**BRIEF**
Which lines below hold the word "title"? Report each one.
***** DATA ROWS
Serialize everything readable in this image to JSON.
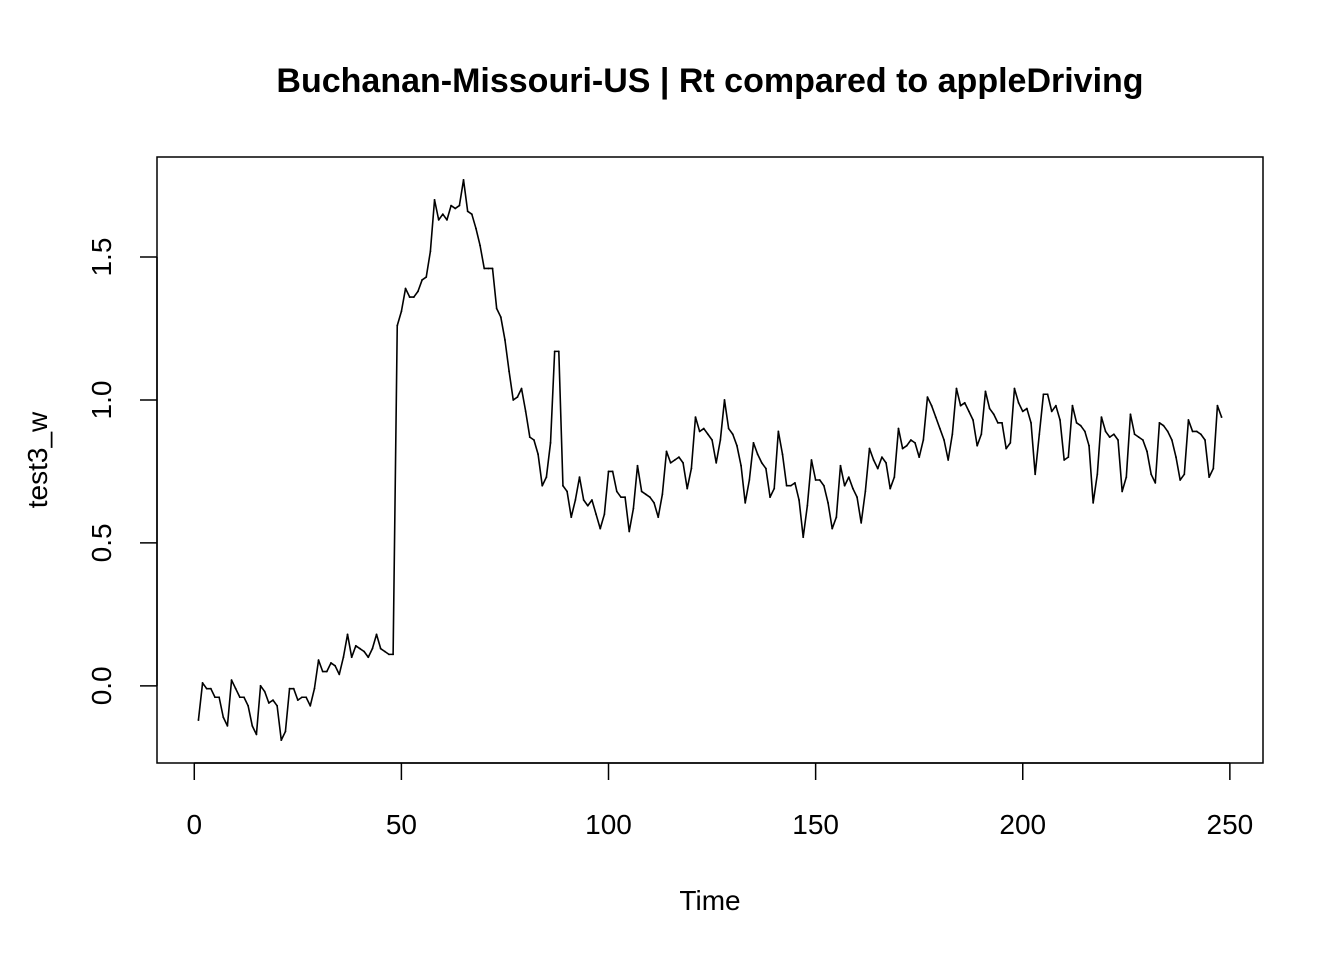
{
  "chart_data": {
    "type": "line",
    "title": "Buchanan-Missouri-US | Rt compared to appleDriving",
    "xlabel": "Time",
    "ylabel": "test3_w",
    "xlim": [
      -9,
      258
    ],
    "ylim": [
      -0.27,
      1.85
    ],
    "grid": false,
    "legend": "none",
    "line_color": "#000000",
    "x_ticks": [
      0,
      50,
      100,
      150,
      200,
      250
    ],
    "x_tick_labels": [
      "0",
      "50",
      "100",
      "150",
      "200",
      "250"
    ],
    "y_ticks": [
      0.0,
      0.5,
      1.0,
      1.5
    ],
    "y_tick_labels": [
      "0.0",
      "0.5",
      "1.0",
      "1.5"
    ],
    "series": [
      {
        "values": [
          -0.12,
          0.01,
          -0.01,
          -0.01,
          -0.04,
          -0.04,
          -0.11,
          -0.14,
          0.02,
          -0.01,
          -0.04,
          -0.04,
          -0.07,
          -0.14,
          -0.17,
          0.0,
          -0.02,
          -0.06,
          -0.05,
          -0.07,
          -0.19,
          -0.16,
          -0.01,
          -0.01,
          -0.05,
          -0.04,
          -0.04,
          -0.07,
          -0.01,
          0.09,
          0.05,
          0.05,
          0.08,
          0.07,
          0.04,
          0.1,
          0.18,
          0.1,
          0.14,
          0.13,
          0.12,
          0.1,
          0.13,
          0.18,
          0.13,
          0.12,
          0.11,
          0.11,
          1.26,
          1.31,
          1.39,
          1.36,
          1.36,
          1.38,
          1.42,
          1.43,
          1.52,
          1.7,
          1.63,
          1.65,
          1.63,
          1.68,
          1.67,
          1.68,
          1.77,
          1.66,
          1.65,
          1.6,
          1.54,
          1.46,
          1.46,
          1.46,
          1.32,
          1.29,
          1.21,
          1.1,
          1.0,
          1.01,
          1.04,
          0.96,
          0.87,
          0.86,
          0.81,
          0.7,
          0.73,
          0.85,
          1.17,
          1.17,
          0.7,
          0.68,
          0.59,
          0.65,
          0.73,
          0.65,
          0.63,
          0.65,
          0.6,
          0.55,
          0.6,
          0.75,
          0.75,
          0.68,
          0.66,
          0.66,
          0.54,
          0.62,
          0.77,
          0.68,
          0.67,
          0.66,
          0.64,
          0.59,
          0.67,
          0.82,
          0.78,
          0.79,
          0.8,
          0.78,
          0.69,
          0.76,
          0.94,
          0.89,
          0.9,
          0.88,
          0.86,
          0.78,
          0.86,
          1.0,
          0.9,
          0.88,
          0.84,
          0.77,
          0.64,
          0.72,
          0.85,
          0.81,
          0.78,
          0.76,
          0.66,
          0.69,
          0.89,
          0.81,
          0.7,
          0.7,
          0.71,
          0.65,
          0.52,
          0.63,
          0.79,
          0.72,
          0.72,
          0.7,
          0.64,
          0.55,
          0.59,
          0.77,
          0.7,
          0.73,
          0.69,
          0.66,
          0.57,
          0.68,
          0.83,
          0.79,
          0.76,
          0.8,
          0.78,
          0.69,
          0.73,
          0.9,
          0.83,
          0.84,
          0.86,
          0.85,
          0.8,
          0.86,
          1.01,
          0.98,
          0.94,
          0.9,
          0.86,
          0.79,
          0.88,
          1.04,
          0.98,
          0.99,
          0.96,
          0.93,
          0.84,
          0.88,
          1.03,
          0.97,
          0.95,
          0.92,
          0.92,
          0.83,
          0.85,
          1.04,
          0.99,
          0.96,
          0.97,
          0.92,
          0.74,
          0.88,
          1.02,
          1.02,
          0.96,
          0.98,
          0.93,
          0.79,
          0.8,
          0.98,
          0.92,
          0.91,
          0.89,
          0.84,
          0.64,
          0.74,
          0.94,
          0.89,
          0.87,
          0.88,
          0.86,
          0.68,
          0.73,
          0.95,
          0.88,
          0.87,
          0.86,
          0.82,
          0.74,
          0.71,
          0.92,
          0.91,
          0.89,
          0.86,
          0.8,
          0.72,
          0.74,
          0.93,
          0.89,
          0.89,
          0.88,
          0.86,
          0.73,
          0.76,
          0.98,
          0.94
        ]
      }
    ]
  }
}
**********
***** DATA ROWS
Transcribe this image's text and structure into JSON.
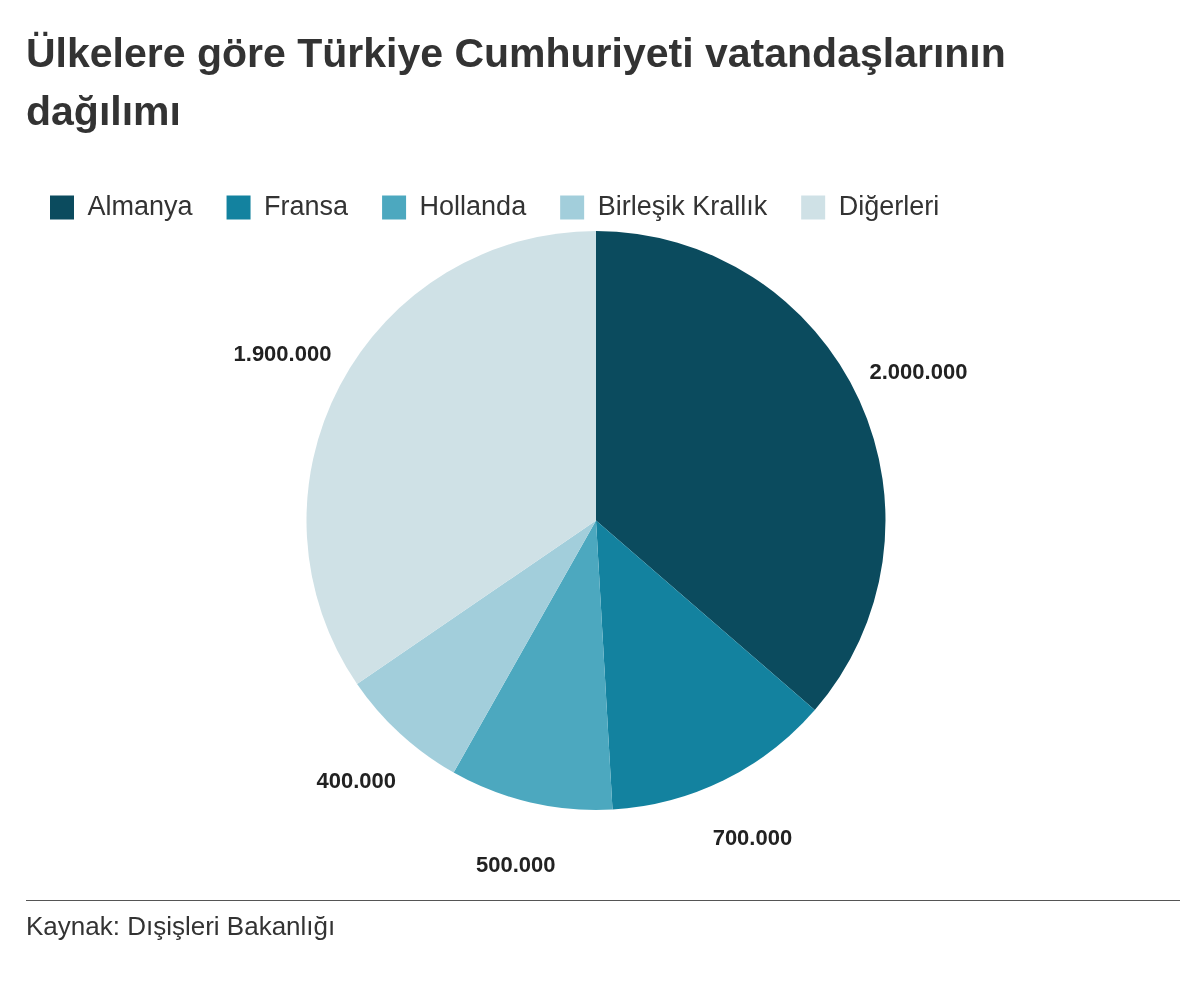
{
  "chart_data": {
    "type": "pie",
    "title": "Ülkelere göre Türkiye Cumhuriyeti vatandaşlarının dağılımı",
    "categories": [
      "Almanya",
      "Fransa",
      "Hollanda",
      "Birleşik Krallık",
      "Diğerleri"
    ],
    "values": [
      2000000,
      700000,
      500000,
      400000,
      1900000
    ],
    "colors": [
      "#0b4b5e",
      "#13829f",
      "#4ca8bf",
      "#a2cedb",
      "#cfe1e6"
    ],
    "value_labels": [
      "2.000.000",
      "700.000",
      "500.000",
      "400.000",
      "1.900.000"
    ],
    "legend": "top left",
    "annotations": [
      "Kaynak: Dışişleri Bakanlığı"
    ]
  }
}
**********
**EXPECTED ANSWER**
    "title": "Buchanan-Missouri-US | Rt compared to appleDriving",
    "title": "Ülkelere göre Türkiye Cumhuriyeti vatandaşlarının dağılımı",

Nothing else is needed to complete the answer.